+++ Task data +++

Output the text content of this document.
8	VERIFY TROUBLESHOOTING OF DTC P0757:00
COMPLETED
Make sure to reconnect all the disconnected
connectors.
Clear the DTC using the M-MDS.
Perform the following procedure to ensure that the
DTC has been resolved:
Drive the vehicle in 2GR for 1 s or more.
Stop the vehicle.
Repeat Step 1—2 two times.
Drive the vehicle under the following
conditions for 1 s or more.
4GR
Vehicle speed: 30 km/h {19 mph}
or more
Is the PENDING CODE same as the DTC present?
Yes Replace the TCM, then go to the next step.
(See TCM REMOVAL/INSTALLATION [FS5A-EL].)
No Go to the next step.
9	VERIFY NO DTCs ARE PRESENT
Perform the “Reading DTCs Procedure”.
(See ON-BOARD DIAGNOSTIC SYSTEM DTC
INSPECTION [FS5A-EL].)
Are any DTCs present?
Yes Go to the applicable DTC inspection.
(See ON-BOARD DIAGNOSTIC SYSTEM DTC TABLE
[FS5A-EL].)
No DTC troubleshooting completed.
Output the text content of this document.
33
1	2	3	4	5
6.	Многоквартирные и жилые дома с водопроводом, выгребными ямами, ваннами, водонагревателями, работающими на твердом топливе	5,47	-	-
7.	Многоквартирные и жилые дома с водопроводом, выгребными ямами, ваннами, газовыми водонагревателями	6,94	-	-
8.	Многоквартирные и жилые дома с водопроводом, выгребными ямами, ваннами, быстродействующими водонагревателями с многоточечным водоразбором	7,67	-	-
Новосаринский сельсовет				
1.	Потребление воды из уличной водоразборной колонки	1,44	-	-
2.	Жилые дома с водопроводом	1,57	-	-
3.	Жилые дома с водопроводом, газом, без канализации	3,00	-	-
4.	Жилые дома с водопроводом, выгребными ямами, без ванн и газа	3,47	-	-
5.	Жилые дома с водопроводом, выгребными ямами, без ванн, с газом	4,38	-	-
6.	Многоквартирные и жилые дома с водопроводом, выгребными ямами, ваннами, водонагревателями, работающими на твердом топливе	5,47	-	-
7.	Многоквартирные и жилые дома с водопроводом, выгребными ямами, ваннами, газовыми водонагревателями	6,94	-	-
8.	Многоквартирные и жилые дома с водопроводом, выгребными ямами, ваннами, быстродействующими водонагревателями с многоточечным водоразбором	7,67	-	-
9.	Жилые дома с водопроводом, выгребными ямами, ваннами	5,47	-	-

+++

> Directive
Go through the listing and print each line exactly as it appears.

> Full response
Output the text content of this document.
8	VERIFY TROUBLESHOOTING OF DTC P0757:00
COMPLETED
Make sure to reconnect all the disconnected
connectors.
Clear the DTC using the M-MDS.
Perform the following procedure to ensure that the
DTC has been resolved:
Drive the vehicle in 2GR for 1 s or more.
Stop the vehicle.
Repeat Step 1—2 two times.
Drive the vehicle under the following
conditions for 1 s or more.
4GR
Vehicle speed: 30 km/h {19 mph}
or more
Is the PENDING CODE same as the DTC present?
Yes Replace the TCM, then go to the next step.
(See TCM REMOVAL/INSTALLATION [FS5A-EL].)
No Go to the next step.
9	VERIFY NO DTCs ARE PRESENT
Perform the “Reading DTCs Procedure”.
(See ON-BOARD DIAGNOSTIC SYSTEM DTC
INSPECTION [FS5A-EL].)
Are any DTCs present?
Yes Go to the applicable DTC inspection.
(See ON-BOARD DIAGNOSTIC SYSTEM DTC TABLE
[FS5A-EL].)
No DTC troubleshooting completed.
Output the text content of this document.
33
1	2	3	4	5
6.	Многоквартирные и жилые дома с водопроводом, выгребными ямами, ваннами, водонагревателями, работающими на твердом топливе	5,47	-	-
7.	Многоквартирные и жилые дома с водопроводом, выгребными ямами, ваннами, газовыми водонагревателями	6,94	-	-
8.	Многоквартирные и жилые дома с водопроводом, выгребными ямами, ваннами, быстродействующими водонагревателями с многоточечным водоразбором	7,67	-	-
Новосаринский сельсовет				
1.	Потребление воды из уличной водоразборной колонки	1,44	-	-
2.	Жилые дома с водопроводом	1,57	-	-
3.	Жилые дома с водопроводом, газом, без канализации	3,00	-	-
4.	Жилые дома с водопроводом, выгребными ямами, без ванн и газа	3,47	-	-
5.	Жилые дома с водопроводом, выгребными ямами, без ванн, с газом	4,38	-	-
6.	Многоквартирные и жилые дома с водопроводом, выгребными ямами, ваннами, водонагревателями, работающими на твердом топливе	5,47	-	-
7.	Многоквартирные и жилые дома с водопроводом, выгребными ямами, ваннами, газовыми водонагревателями	6,94	-	-
8.	Многоквартирные и жилые дома с водопроводом, выгребными ямами, ваннами, быстродействующими водонагревателями с многоточечным водоразбором	7,67	-	-
9.	Жилые дома с водопроводом, выгребными ямами, ваннами	5,47	-	-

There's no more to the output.